(Entries shown)
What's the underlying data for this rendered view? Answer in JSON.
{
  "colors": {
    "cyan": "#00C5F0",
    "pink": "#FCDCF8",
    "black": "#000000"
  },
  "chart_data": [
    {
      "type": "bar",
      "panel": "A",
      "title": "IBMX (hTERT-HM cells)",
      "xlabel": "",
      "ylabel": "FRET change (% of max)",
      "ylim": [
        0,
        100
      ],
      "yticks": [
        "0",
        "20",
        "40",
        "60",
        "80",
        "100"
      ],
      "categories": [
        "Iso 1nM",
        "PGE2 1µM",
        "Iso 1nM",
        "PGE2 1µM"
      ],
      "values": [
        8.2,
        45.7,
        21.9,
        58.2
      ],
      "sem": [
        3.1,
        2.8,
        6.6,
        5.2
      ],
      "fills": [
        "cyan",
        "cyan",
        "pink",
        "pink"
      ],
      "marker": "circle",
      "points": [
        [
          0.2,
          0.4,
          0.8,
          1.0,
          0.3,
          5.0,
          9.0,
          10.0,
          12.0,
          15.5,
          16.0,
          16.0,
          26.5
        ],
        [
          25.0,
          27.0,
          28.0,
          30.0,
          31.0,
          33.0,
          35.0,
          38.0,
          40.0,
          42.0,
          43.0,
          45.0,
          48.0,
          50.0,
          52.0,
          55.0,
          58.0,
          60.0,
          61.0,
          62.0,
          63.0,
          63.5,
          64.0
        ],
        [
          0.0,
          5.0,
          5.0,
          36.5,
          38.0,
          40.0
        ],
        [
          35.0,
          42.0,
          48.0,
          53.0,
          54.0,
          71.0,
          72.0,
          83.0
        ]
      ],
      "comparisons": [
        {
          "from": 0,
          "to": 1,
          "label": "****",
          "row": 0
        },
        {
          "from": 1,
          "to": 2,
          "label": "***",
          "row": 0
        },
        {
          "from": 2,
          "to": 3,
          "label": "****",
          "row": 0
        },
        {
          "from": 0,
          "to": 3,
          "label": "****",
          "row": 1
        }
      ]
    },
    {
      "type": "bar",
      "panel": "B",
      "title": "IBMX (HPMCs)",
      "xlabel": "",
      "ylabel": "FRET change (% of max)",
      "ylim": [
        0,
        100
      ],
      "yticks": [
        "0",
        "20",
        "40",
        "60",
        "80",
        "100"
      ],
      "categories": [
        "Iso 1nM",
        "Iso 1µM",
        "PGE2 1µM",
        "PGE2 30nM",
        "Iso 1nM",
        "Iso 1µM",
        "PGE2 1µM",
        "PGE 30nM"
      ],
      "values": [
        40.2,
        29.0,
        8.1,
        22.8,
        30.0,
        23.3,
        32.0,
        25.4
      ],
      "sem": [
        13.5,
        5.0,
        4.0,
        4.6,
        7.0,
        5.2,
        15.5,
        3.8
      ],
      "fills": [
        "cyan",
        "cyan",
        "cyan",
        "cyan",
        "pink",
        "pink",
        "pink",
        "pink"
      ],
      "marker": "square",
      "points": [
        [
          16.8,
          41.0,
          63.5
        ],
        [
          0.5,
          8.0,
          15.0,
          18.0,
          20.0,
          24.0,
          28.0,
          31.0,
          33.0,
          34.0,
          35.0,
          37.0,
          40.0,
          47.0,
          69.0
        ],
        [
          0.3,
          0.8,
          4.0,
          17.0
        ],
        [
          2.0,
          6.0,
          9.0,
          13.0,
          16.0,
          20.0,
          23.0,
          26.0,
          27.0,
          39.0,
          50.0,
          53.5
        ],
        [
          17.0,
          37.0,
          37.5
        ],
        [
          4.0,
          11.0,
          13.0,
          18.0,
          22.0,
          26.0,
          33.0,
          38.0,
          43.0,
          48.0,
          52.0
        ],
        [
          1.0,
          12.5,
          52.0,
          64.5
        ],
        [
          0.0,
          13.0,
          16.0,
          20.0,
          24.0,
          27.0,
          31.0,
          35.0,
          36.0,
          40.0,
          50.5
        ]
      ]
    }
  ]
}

(What to produce)
Work out how many lines in the data contain "title" and state that number with nothing added.

(Response for this exercise)
2